## Supplied material
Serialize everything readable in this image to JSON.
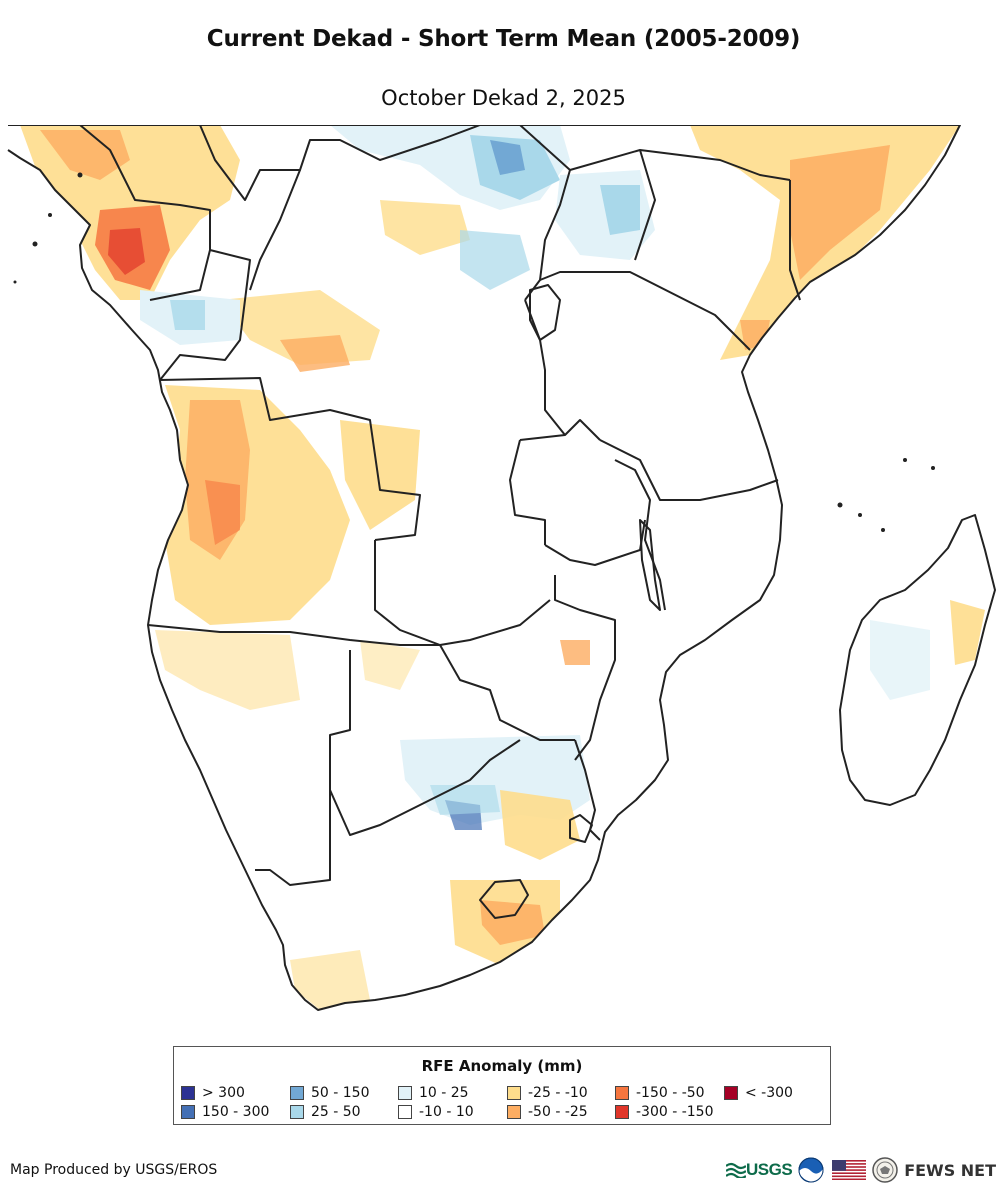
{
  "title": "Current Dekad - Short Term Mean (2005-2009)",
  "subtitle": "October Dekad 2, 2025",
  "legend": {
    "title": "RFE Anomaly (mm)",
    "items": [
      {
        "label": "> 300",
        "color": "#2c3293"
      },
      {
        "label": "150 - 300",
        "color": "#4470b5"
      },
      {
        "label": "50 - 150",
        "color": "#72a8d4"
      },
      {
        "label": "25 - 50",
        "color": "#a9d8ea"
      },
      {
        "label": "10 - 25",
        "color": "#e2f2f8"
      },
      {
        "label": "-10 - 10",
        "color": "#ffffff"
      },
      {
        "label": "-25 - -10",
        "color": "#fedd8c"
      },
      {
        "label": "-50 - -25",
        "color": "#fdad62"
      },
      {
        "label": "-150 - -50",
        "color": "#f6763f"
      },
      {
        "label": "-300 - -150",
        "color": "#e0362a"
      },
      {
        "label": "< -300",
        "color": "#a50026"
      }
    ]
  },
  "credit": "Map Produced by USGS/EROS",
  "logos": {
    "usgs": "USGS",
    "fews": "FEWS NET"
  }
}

## Problem to solve
Repeat the records above exactly, leaving out any pictures they contain.

## The response
Serialize everything readable in this image to JSON.
{
  "title": "Current Dekad - Short Term Mean (2005-2009)",
  "subtitle": "October Dekad 2, 2025",
  "legend": {
    "title": "RFE Anomaly (mm)",
    "items": [
      {
        "label": "> 300",
        "color": "#2c3293"
      },
      {
        "label": "150 - 300",
        "color": "#4470b5"
      },
      {
        "label": "50 - 150",
        "color": "#72a8d4"
      },
      {
        "label": "25 - 50",
        "color": "#a9d8ea"
      },
      {
        "label": "10 - 25",
        "color": "#e2f2f8"
      },
      {
        "label": "-10 - 10",
        "color": "#ffffff"
      },
      {
        "label": "-25 - -10",
        "color": "#fedd8c"
      },
      {
        "label": "-50 - -25",
        "color": "#fdad62"
      },
      {
        "label": "-150 - -50",
        "color": "#f6763f"
      },
      {
        "label": "-300 - -150",
        "color": "#e0362a"
      },
      {
        "label": "< -300",
        "color": "#a50026"
      }
    ]
  },
  "credit": "Map Produced by USGS/EROS",
  "logos": {
    "usgs": "USGS",
    "fews": "FEWS NET"
  }
}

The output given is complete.